### The task
Scan the entries for the string "Nucleotide" and give the number of lines that have it, nothing further.
— START OF Data for processing —
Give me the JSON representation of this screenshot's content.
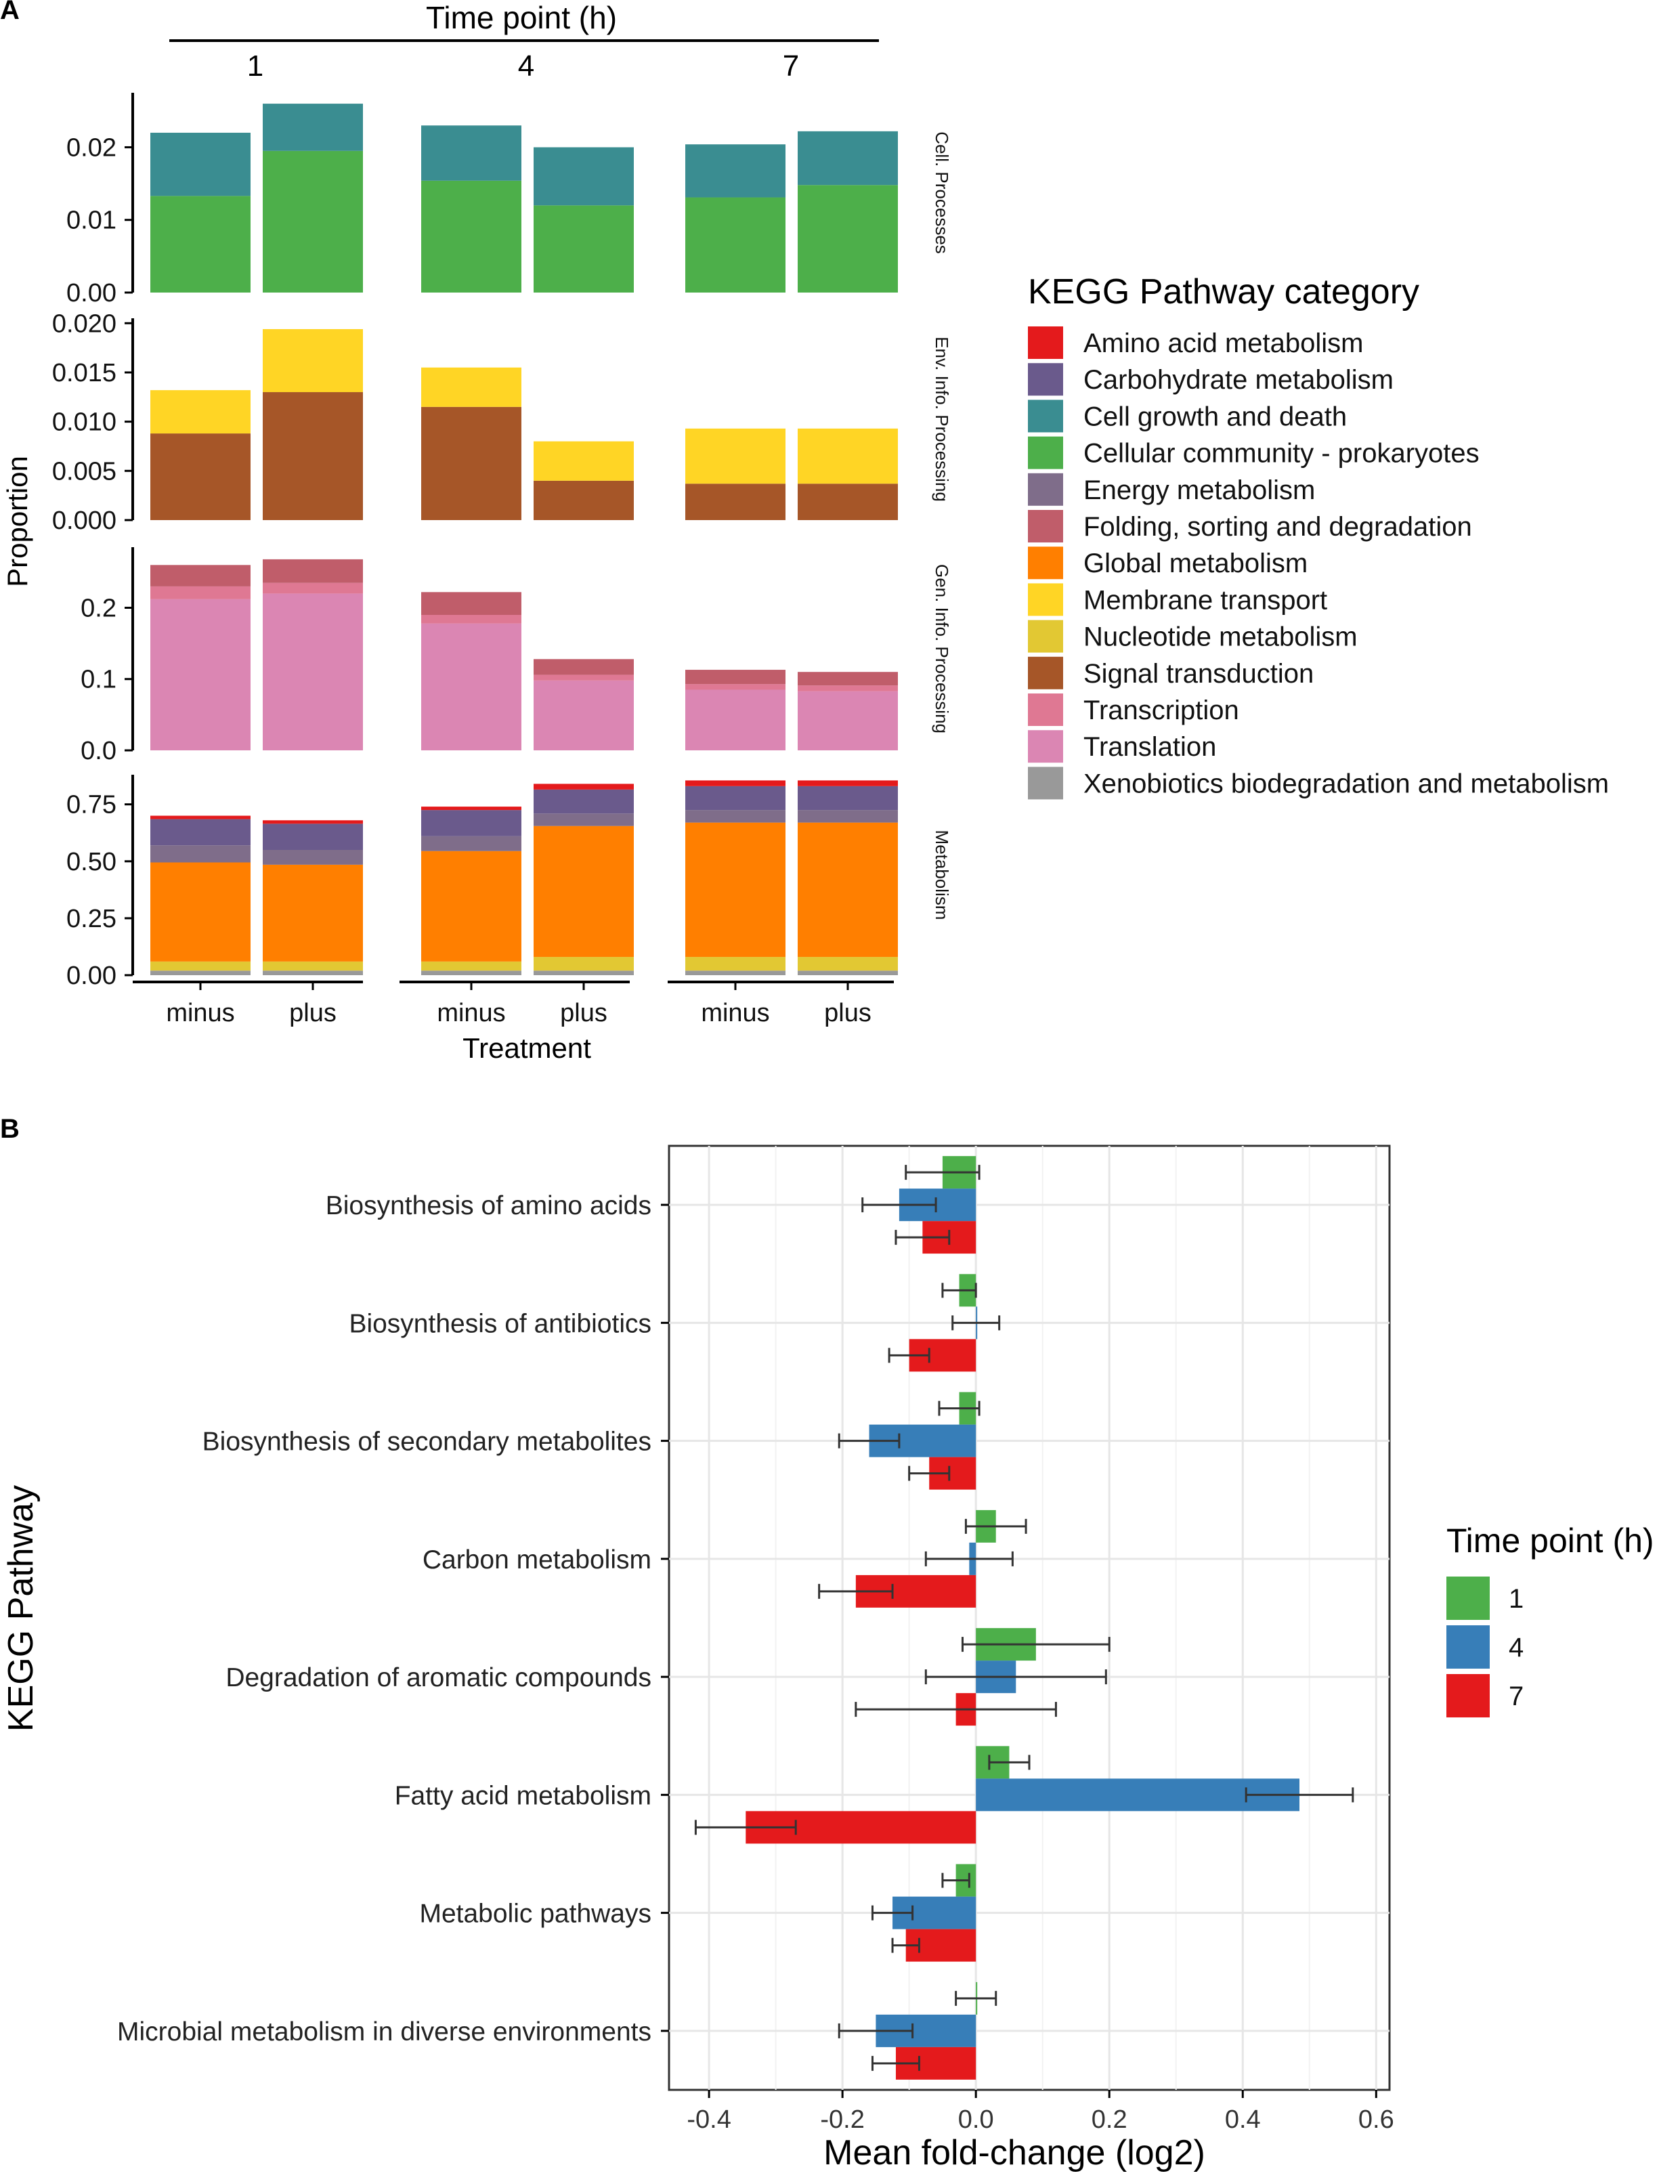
{
  "panel_labels": {
    "a": "A",
    "b": "B"
  },
  "colors": {
    "Amino acid metabolism": "#e41a1c",
    "Carbohydrate metabolism": "#6a5a8c",
    "Cell growth and death": "#3a8d91",
    "Cellular community - prokaryotes": "#4daf4a",
    "Energy metabolism": "#7f6d8a",
    "Folding, sorting and degradation": "#c05d6a",
    "Global metabolism": "#ff7f00",
    "Membrane transport": "#ffd525",
    "Nucleotide metabolism": "#e2c833",
    "Signal transduction": "#a65628",
    "Transcription": "#df7893",
    "Translation": "#db86b3",
    "Xenobiotics biodegradation and metabolism": "#999999",
    "tp1": "#4daf4a",
    "tp4": "#377eb8",
    "tp7": "#e41a1c"
  },
  "chart_data": [
    {
      "type": "bar",
      "stacked": true,
      "title": "Time point (h)",
      "time_points": [
        "1",
        "4",
        "7"
      ],
      "treatments": [
        "minus",
        "plus"
      ],
      "xlabel": "Treatment",
      "ylabel": "Proportion",
      "legend_title": "KEGG Pathway category",
      "legend": [
        "Amino acid metabolism",
        "Carbohydrate metabolism",
        "Cell growth and death",
        "Cellular community - prokaryotes",
        "Energy metabolism",
        "Folding, sorting and degradation",
        "Global metabolism",
        "Membrane transport",
        "Nucleotide metabolism",
        "Signal transduction",
        "Transcription",
        "Translation",
        "Xenobiotics biodegradation and metabolism"
      ],
      "legend_position": "right",
      "bar_labels": [
        "1 minus",
        "1 plus",
        "4 minus",
        "4 plus",
        "7 minus",
        "7 plus"
      ],
      "facets": [
        {
          "name": "Cell. Processes",
          "ylim": [
            0,
            0.0275
          ],
          "ticks": [
            0,
            0.01,
            0.02
          ],
          "tick_labels": [
            "0.00",
            "0.01",
            "0.02"
          ],
          "series": [
            {
              "name": "Cellular community - prokaryotes",
              "values": [
                0.0133,
                0.0195,
                0.0154,
                0.012,
                0.0131,
                0.0148
              ]
            },
            {
              "name": "Cell growth and death",
              "values": [
                0.0087,
                0.0065,
                0.0076,
                0.008,
                0.0073,
                0.0074
              ]
            }
          ]
        },
        {
          "name": "Env. Info. Processing",
          "ylim": [
            0,
            0.0205
          ],
          "ticks": [
            0,
            0.005,
            0.01,
            0.015,
            0.02
          ],
          "tick_labels": [
            "0.000",
            "0.005",
            "0.010",
            "0.015",
            "0.020"
          ],
          "series": [
            {
              "name": "Signal transduction",
              "values": [
                0.0088,
                0.013,
                0.0115,
                0.004,
                0.0037,
                0.0037
              ]
            },
            {
              "name": "Membrane transport",
              "values": [
                0.0044,
                0.0064,
                0.004,
                0.004,
                0.0056,
                0.0056
              ]
            }
          ]
        },
        {
          "name": "Gen. Info. Processing",
          "ylim": [
            0,
            0.285
          ],
          "ticks": [
            0,
            0.1,
            0.2
          ],
          "tick_labels": [
            "0.0",
            "0.1",
            "0.2"
          ],
          "series": [
            {
              "name": "Translation",
              "values": [
                0.212,
                0.22,
                0.178,
                0.098,
                0.085,
                0.083
              ]
            },
            {
              "name": "Transcription",
              "values": [
                0.018,
                0.015,
                0.012,
                0.008,
                0.008,
                0.008
              ]
            },
            {
              "name": "Folding, sorting and degradation",
              "values": [
                0.03,
                0.033,
                0.032,
                0.022,
                0.02,
                0.019
              ]
            }
          ]
        },
        {
          "name": "Metabolism",
          "ylim": [
            0,
            0.88
          ],
          "ticks": [
            0,
            0.25,
            0.5,
            0.75
          ],
          "tick_labels": [
            "0.00",
            "0.25",
            "0.50",
            "0.75"
          ],
          "series": [
            {
              "name": "Xenobiotics biodegradation and metabolism",
              "values": [
                0.02,
                0.02,
                0.02,
                0.02,
                0.02,
                0.02
              ]
            },
            {
              "name": "Nucleotide metabolism",
              "values": [
                0.04,
                0.04,
                0.04,
                0.06,
                0.06,
                0.06
              ]
            },
            {
              "name": "Global metabolism",
              "values": [
                0.435,
                0.425,
                0.485,
                0.575,
                0.59,
                0.59
              ]
            },
            {
              "name": "Energy metabolism",
              "values": [
                0.075,
                0.065,
                0.065,
                0.055,
                0.055,
                0.055
              ]
            },
            {
              "name": "Carbohydrate metabolism",
              "values": [
                0.115,
                0.115,
                0.115,
                0.105,
                0.105,
                0.105
              ]
            },
            {
              "name": "Amino acid metabolism",
              "values": [
                0.015,
                0.015,
                0.015,
                0.025,
                0.025,
                0.025
              ]
            }
          ]
        }
      ]
    },
    {
      "type": "bar",
      "orientation": "horizontal",
      "xlabel": "Mean fold-change (log2)",
      "ylabel": "KEGG Pathway",
      "xlim": [
        -0.46,
        0.62
      ],
      "x_ticks": [
        -0.4,
        -0.2,
        0.0,
        0.2,
        0.4,
        0.6
      ],
      "x_tick_labels": [
        "-0.4",
        "-0.2",
        "0.0",
        "0.2",
        "0.4",
        "0.6"
      ],
      "legend_title": "Time point (h)",
      "legend_position": "right",
      "categories": [
        "Biosynthesis of amino acids",
        "Biosynthesis of antibiotics",
        "Biosynthesis of secondary metabolites",
        "Carbon metabolism",
        "Degradation of aromatic compounds",
        "Fatty acid metabolism",
        "Metabolic pathways",
        "Microbial metabolism in diverse environments"
      ],
      "series": [
        {
          "name": "1",
          "values": [
            -0.05,
            -0.025,
            -0.025,
            0.03,
            0.09,
            0.05,
            -0.03,
            0.0
          ],
          "errors": [
            0.055,
            0.025,
            0.03,
            0.045,
            0.11,
            0.03,
            0.02,
            0.03
          ]
        },
        {
          "name": "4",
          "values": [
            -0.115,
            0.0,
            -0.16,
            -0.01,
            0.06,
            0.485,
            -0.125,
            -0.15
          ],
          "errors": [
            0.055,
            0.035,
            0.045,
            0.065,
            0.135,
            0.08,
            0.03,
            0.055
          ]
        },
        {
          "name": "7",
          "values": [
            -0.08,
            -0.1,
            -0.07,
            -0.18,
            -0.03,
            -0.345,
            -0.105,
            -0.12
          ],
          "errors": [
            0.04,
            0.03,
            0.03,
            0.055,
            0.15,
            0.075,
            0.02,
            0.035
          ]
        }
      ]
    }
  ]
}
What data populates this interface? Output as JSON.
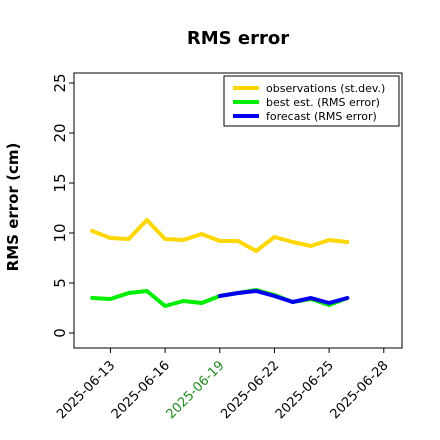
— END OF Data for processing —
### Solved problem
3